Problem description: Set down, without alteration, the lines from the one that contains "What text is on this page?" through the final line of the material below.

[Extracted data entries]
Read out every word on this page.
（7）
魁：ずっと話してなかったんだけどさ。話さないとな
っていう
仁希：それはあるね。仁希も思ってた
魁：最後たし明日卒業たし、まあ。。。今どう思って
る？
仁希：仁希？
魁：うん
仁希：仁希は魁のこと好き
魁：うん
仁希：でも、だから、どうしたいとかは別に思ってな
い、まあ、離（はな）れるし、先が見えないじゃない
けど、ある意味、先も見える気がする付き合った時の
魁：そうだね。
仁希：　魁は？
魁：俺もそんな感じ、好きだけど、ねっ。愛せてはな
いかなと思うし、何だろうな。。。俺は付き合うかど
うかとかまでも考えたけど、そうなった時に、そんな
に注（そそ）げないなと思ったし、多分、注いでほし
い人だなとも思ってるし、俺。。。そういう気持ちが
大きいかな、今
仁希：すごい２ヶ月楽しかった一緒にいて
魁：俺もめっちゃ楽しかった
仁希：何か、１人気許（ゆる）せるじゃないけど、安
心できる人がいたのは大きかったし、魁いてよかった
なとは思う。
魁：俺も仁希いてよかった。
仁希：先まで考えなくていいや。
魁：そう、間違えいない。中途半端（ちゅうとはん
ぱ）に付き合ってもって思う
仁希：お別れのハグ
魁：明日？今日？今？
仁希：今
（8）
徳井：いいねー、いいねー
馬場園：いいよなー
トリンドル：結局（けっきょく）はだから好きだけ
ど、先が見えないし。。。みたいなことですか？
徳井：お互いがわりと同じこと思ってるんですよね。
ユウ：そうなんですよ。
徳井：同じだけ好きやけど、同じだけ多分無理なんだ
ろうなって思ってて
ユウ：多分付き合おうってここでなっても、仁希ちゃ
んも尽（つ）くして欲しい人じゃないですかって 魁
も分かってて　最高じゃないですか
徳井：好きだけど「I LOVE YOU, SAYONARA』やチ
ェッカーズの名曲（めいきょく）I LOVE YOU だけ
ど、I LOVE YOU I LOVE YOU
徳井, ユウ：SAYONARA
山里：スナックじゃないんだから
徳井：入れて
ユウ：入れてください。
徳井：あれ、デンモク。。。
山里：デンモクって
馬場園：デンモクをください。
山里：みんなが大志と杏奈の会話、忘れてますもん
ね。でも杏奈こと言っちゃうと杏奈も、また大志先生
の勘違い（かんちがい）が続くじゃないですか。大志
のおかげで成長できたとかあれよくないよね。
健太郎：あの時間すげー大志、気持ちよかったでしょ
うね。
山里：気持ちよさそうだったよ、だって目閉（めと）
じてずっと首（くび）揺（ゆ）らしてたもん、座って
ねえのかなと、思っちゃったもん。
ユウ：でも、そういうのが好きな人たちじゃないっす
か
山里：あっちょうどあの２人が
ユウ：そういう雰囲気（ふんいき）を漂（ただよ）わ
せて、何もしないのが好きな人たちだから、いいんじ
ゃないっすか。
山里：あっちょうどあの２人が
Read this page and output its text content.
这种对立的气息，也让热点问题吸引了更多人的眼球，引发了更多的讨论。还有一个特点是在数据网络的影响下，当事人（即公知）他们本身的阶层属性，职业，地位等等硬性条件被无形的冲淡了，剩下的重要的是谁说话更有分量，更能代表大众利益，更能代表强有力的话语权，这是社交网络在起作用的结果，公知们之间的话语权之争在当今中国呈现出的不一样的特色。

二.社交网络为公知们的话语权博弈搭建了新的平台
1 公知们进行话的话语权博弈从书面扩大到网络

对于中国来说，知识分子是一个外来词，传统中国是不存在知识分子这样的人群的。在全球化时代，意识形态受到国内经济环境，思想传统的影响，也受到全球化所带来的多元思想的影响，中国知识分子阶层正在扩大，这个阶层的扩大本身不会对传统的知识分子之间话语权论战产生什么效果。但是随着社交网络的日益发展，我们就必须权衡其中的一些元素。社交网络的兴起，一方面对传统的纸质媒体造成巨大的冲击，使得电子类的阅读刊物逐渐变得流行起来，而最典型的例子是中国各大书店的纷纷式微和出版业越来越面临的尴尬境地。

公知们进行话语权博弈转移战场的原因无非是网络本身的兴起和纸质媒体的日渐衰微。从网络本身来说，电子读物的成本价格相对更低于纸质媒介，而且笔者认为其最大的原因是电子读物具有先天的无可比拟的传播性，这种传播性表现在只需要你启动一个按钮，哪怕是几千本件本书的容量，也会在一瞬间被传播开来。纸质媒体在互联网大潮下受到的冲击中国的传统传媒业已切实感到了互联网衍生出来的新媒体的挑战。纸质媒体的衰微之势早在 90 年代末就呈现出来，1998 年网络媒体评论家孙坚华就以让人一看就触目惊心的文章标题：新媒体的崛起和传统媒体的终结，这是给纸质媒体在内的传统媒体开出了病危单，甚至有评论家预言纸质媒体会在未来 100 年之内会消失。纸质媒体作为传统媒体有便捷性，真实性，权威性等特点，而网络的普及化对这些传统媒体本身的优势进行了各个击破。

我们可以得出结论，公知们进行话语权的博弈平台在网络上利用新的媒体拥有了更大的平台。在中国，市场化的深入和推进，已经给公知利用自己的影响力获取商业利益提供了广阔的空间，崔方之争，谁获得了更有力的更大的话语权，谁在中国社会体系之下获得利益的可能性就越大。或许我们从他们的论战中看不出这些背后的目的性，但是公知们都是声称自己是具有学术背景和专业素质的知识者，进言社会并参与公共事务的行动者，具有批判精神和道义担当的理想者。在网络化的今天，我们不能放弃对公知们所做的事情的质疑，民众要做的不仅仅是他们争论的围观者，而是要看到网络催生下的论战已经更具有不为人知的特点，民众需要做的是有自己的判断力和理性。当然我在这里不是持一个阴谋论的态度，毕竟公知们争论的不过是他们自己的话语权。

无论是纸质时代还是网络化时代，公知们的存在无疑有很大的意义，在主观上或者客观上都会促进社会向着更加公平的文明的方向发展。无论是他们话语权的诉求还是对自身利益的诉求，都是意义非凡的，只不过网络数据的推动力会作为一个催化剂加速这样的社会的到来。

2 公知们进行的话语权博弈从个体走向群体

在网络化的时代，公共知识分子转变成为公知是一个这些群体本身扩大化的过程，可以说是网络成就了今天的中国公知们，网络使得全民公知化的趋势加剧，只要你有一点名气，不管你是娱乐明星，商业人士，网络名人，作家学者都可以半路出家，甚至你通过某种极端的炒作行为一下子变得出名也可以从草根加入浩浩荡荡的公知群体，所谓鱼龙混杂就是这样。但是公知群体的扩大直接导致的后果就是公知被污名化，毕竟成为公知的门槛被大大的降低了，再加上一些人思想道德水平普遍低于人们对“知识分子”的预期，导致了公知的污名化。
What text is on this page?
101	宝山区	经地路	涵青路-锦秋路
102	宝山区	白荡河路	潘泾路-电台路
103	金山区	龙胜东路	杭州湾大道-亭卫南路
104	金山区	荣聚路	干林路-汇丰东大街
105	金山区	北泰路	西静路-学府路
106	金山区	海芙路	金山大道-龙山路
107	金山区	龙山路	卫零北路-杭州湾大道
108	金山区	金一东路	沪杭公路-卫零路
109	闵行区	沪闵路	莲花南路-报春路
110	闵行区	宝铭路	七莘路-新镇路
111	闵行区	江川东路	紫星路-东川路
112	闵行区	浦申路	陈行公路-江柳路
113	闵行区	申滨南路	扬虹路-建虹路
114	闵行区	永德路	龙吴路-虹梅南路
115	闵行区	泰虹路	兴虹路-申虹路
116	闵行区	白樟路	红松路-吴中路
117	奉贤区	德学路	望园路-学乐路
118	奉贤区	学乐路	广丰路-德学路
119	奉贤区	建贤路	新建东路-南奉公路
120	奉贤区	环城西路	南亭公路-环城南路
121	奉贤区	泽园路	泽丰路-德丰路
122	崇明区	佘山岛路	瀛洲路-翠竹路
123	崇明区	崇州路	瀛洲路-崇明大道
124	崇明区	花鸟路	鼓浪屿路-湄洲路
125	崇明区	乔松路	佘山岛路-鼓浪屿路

Problem solution:
What text is on this page?
101	宝山区	经地路	涵青路-锦秋路
102	宝山区	白荡河路	潘泾路-电台路
103	金山区	龙胜东路	杭州湾大道-亭卫南路
104	金山区	荣聚路	干林路-汇丰东大街
105	金山区	北泰路	西静路-学府路
106	金山区	海芙路	金山大道-龙山路
107	金山区	龙山路	卫零北路-杭州湾大道
108	金山区	金一东路	沪杭公路-卫零路
109	闵行区	沪闵路	莲花南路-报春路
110	闵行区	宝铭路	七莘路-新镇路
111	闵行区	江川东路	紫星路-东川路
112	闵行区	浦申路	陈行公路-江柳路
113	闵行区	申滨南路	扬虹路-建虹路
114	闵行区	永德路	龙吴路-虹梅南路
115	闵行区	泰虹路	兴虹路-申虹路
116	闵行区	白樟路	红松路-吴中路
117	奉贤区	德学路	望园路-学乐路
118	奉贤区	学乐路	广丰路-德学路
119	奉贤区	建贤路	新建东路-南奉公路
120	奉贤区	环城西路	南亭公路-环城南路
121	奉贤区	泽园路	泽丰路-德丰路
122	崇明区	佘山岛路	瀛洲路-翠竹路
123	崇明区	崇州路	瀛洲路-崇明大道
124	崇明区	花鸟路	鼓浪屿路-湄洲路
125	崇明区	乔松路	佘山岛路-鼓浪屿路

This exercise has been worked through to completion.